[Rows from a figure dataset]
----------------

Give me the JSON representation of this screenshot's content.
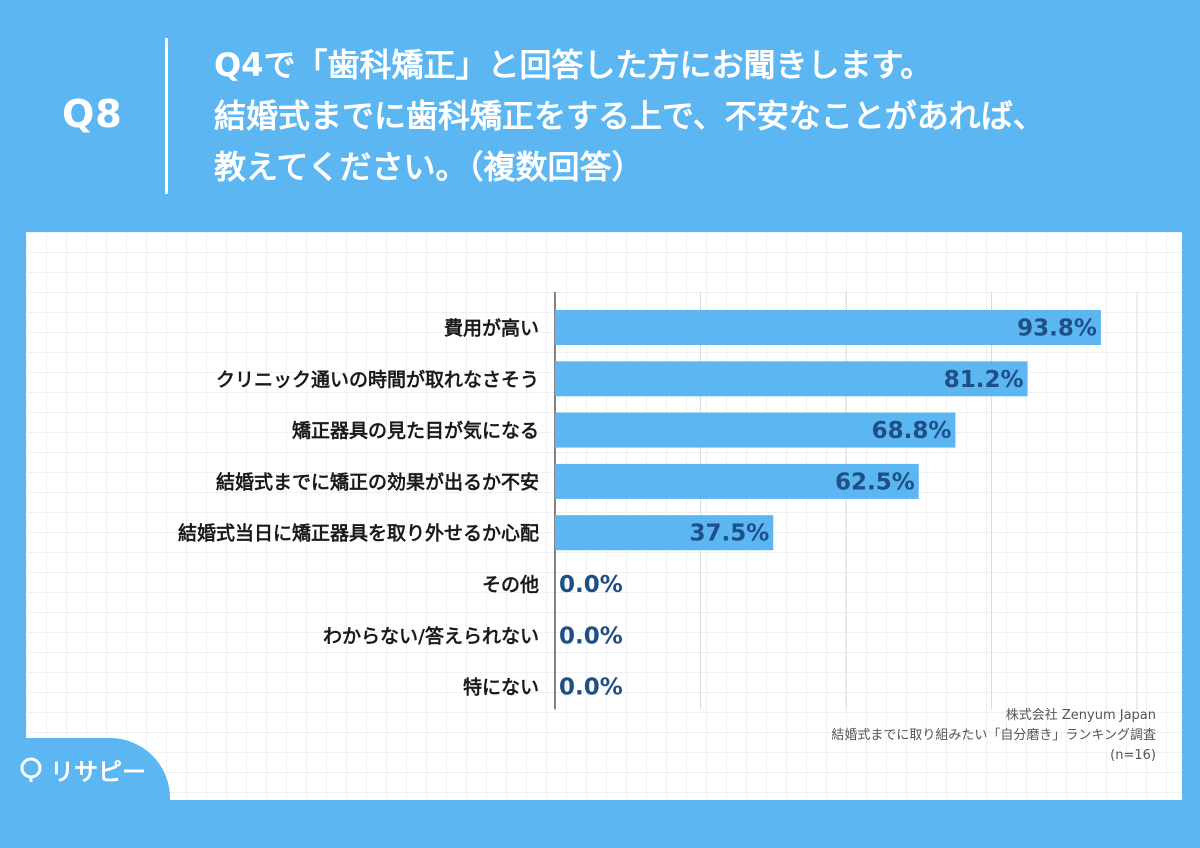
{
  "header": {
    "qnum": "Q8",
    "lines": [
      "Q4で「歯科矯正」と回答した方にお聞きします。",
      "結婚式までに歯科矯正をする上で、不安なことがあれば、",
      "教えてください。（複数回答）"
    ]
  },
  "source": {
    "company": "株式会社 Zenyum Japan",
    "survey": "結婚式までに取り組みたい「自分磨き」ランキング調査",
    "n": "(n=16)"
  },
  "logo": {
    "text": "リサピー"
  },
  "colors": {
    "background": "#5bb6f2",
    "bar": "#5bb6f2",
    "value_label": "#1e4f86",
    "category_label": "#1a1a1a"
  },
  "chart_data": {
    "type": "bar",
    "orientation": "horizontal",
    "categories": [
      "費用が高い",
      "クリニック通いの時間が取れなさそう",
      "矯正器具の見た目が気になる",
      "結婚式までに矯正の効果が出るか不安",
      "結婚式当日に矯正器具を取り外せるか心配",
      "その他",
      "わからない/答えられない",
      "特にない"
    ],
    "values": [
      93.8,
      81.2,
      68.8,
      62.5,
      37.5,
      0.0,
      0.0,
      0.0
    ],
    "value_labels": [
      "93.8%",
      "81.2%",
      "68.8%",
      "62.5%",
      "37.5%",
      "0.0%",
      "0.0%",
      "0.0%"
    ],
    "xlim": [
      0,
      100
    ],
    "grid": true
  }
}
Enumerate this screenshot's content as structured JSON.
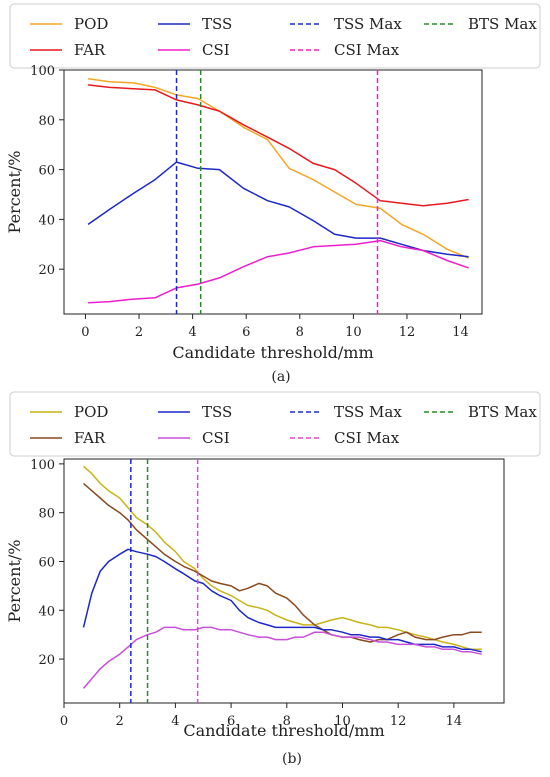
{
  "chart_data": [
    {
      "type": "line",
      "caption": "(a)",
      "xlabel": "Candidate threshold/mm",
      "ylabel": "Percent/%",
      "xlim": [
        -0.8,
        14.8
      ],
      "ylim": [
        2,
        100
      ],
      "xticks": [
        0,
        2,
        4,
        6,
        8,
        10,
        12,
        14
      ],
      "yticks": [
        20,
        40,
        60,
        80,
        100
      ],
      "grid": false,
      "legend_position": "top",
      "series": [
        {
          "name": "POD",
          "color": "#f5a623",
          "style": "solid",
          "x": [
            0.1,
            0.9,
            1.8,
            2.6,
            3.4,
            4.2,
            5.0,
            5.9,
            6.8,
            7.6,
            8.5,
            9.3,
            10.1,
            11.0,
            11.8,
            12.6,
            13.5,
            14.3
          ],
          "y": [
            96.5,
            95.3,
            94.8,
            93.0,
            90.0,
            88.5,
            83.5,
            77.0,
            72.0,
            60.5,
            56.0,
            51.0,
            46.0,
            44.5,
            38.0,
            34.0,
            28.0,
            24.5
          ]
        },
        {
          "name": "FAR",
          "color": "#e8191c",
          "style": "solid",
          "x": [
            0.1,
            0.9,
            1.8,
            2.6,
            3.4,
            4.2,
            5.0,
            5.9,
            6.8,
            7.6,
            8.5,
            9.3,
            10.1,
            11.0,
            11.8,
            12.6,
            13.5,
            14.3
          ],
          "y": [
            94.0,
            93.0,
            92.5,
            92.0,
            88.0,
            86.0,
            83.5,
            78.0,
            73.0,
            68.5,
            62.5,
            60.0,
            54.5,
            47.5,
            46.5,
            45.5,
            46.5,
            48.0
          ]
        },
        {
          "name": "TSS",
          "color": "#1c28c8",
          "style": "solid",
          "x": [
            0.1,
            0.9,
            1.8,
            2.6,
            3.4,
            4.2,
            5.0,
            5.9,
            6.8,
            7.6,
            8.5,
            9.3,
            10.1,
            11.0,
            11.8,
            12.6,
            13.5,
            14.3
          ],
          "y": [
            38.0,
            44.0,
            50.5,
            56.0,
            63.0,
            60.5,
            60.0,
            52.5,
            47.5,
            45.0,
            39.5,
            34.0,
            32.5,
            32.5,
            30.0,
            27.5,
            26.0,
            25.0
          ]
        },
        {
          "name": "CSI",
          "color": "#f01ecd",
          "style": "solid",
          "x": [
            0.1,
            0.9,
            1.8,
            2.6,
            3.4,
            4.2,
            5.0,
            5.9,
            6.8,
            7.6,
            8.5,
            9.3,
            10.1,
            11.0,
            11.8,
            12.6,
            13.5,
            14.3
          ],
          "y": [
            6.5,
            7.0,
            8.0,
            8.5,
            12.5,
            14.0,
            16.5,
            21.0,
            25.0,
            26.5,
            29.0,
            29.5,
            30.0,
            31.5,
            29.0,
            27.5,
            23.5,
            20.5
          ]
        },
        {
          "name": "TSS Max",
          "color": "#1c28c8",
          "style": "dashed",
          "vline": 3.4
        },
        {
          "name": "CSI Max",
          "color": "#f01ecd",
          "style": "dashed",
          "vline": 10.9
        },
        {
          "name": "BTS Max",
          "color": "#2a8a2a",
          "style": "dashed",
          "vline": 4.3
        }
      ]
    },
    {
      "type": "line",
      "caption": "(b)",
      "xlabel": "Candidate threshold/mm",
      "ylabel": "Percent/%",
      "xlim": [
        0,
        15.8
      ],
      "ylim": [
        2,
        102
      ],
      "xticks": [
        0,
        2,
        4,
        6,
        8,
        10,
        12,
        14
      ],
      "yticks": [
        20,
        40,
        60,
        80,
        100
      ],
      "grid": false,
      "legend_position": "top",
      "series": [
        {
          "name": "POD",
          "color": "#c9b416",
          "style": "solid",
          "x": [
            0.7,
            1.0,
            1.3,
            1.6,
            2.0,
            2.3,
            2.6,
            3.0,
            3.3,
            3.6,
            4.0,
            4.3,
            4.7,
            5.0,
            5.3,
            5.6,
            6.0,
            6.3,
            6.6,
            7.0,
            7.3,
            7.6,
            8.0,
            8.3,
            8.6,
            9.0,
            9.3,
            9.6,
            10.0,
            10.3,
            10.6,
            11.0,
            11.3,
            11.6,
            12.0,
            12.3,
            12.6,
            13.0,
            13.3,
            13.6,
            14.0,
            14.3,
            14.6,
            15.0
          ],
          "y": [
            99,
            96,
            92,
            89,
            86,
            82,
            78,
            75,
            72,
            68,
            64,
            60,
            57,
            53,
            50,
            48,
            46,
            44,
            42,
            41,
            40,
            38,
            36,
            35,
            34,
            34,
            35,
            36,
            37,
            36,
            35,
            34,
            33,
            33,
            32,
            31,
            30,
            29,
            28,
            27,
            26,
            25,
            24,
            24
          ]
        },
        {
          "name": "FAR",
          "color": "#8b4a1e",
          "style": "solid",
          "x": [
            0.7,
            1.0,
            1.3,
            1.6,
            2.0,
            2.3,
            2.6,
            3.0,
            3.3,
            3.6,
            4.0,
            4.3,
            4.7,
            5.0,
            5.3,
            5.6,
            6.0,
            6.3,
            6.6,
            7.0,
            7.3,
            7.6,
            8.0,
            8.3,
            8.6,
            9.0,
            9.3,
            9.6,
            10.0,
            10.3,
            10.6,
            11.0,
            11.3,
            11.6,
            12.0,
            12.3,
            12.6,
            13.0,
            13.3,
            13.6,
            14.0,
            14.3,
            14.6,
            15.0
          ],
          "y": [
            92,
            89,
            86,
            83,
            80,
            77,
            73,
            69,
            66,
            63,
            60,
            58,
            56,
            54,
            52,
            51,
            50,
            48,
            49,
            51,
            50,
            47,
            45,
            42,
            38,
            34,
            32,
            30,
            29,
            29,
            28,
            27,
            28,
            28,
            30,
            31,
            29,
            28,
            28,
            29,
            30,
            30,
            31,
            31
          ]
        },
        {
          "name": "TSS",
          "color": "#1c28c8",
          "style": "solid",
          "x": [
            0.7,
            1.0,
            1.3,
            1.6,
            2.0,
            2.3,
            2.6,
            3.0,
            3.3,
            3.6,
            4.0,
            4.3,
            4.7,
            5.0,
            5.3,
            5.6,
            6.0,
            6.3,
            6.6,
            7.0,
            7.3,
            7.6,
            8.0,
            8.3,
            8.6,
            9.0,
            9.3,
            9.6,
            10.0,
            10.3,
            10.6,
            11.0,
            11.3,
            11.6,
            12.0,
            12.3,
            12.6,
            13.0,
            13.3,
            13.6,
            14.0,
            14.3,
            14.6,
            15.0
          ],
          "y": [
            33,
            47,
            56,
            60,
            63,
            65,
            64,
            63,
            62,
            60,
            57,
            55,
            52,
            51,
            48,
            46,
            44,
            40,
            37,
            35,
            34,
            33,
            33,
            33,
            33,
            33,
            32,
            32,
            31,
            30,
            30,
            29,
            29,
            28,
            28,
            27,
            26,
            26,
            26,
            25,
            25,
            24,
            24,
            23
          ]
        },
        {
          "name": "CSI",
          "color": "#c94fdc",
          "style": "solid",
          "x": [
            0.7,
            1.0,
            1.3,
            1.6,
            2.0,
            2.3,
            2.6,
            3.0,
            3.3,
            3.6,
            4.0,
            4.3,
            4.7,
            5.0,
            5.3,
            5.6,
            6.0,
            6.3,
            6.6,
            7.0,
            7.3,
            7.6,
            8.0,
            8.3,
            8.6,
            9.0,
            9.3,
            9.6,
            10.0,
            10.3,
            10.6,
            11.0,
            11.3,
            11.6,
            12.0,
            12.3,
            12.6,
            13.0,
            13.3,
            13.6,
            14.0,
            14.3,
            14.6,
            15.0
          ],
          "y": [
            8,
            12,
            16,
            19,
            22,
            25,
            28,
            30,
            31,
            33,
            33,
            32,
            32,
            33,
            33,
            32,
            32,
            31,
            30,
            29,
            29,
            28,
            28,
            29,
            29,
            31,
            31,
            30,
            29,
            29,
            29,
            28,
            27,
            27,
            26,
            26,
            26,
            25,
            25,
            24,
            24,
            23,
            23,
            22
          ]
        },
        {
          "name": "TSS Max",
          "color": "#1c28c8",
          "style": "dashed",
          "vline": 2.4
        },
        {
          "name": "CSI Max",
          "color": "#d64ad8",
          "style": "dashed",
          "vline": 4.8
        },
        {
          "name": "BTS Max",
          "color": "#2a8a2a",
          "style": "dashed",
          "vline": 3.0
        }
      ]
    }
  ]
}
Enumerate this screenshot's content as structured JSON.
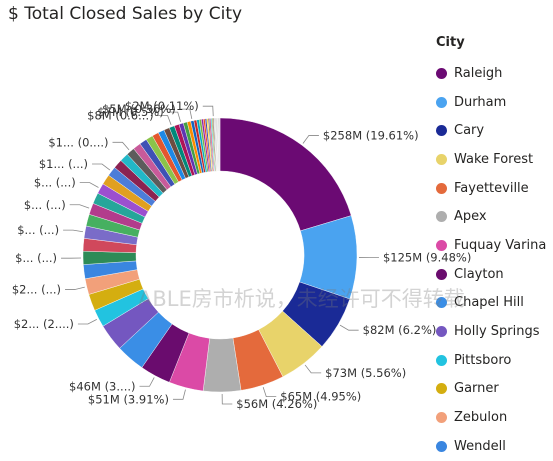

----------------

*PROMPT*. Filter the records for lines holding the string "vline". Copy each one.

*CORRECT ANSWER*.
          "vline": 3.4
          "vline": 10.9
          "vline": 4.3
          "vline": 2.4
          "vline": 4.8
          "vline": 3.0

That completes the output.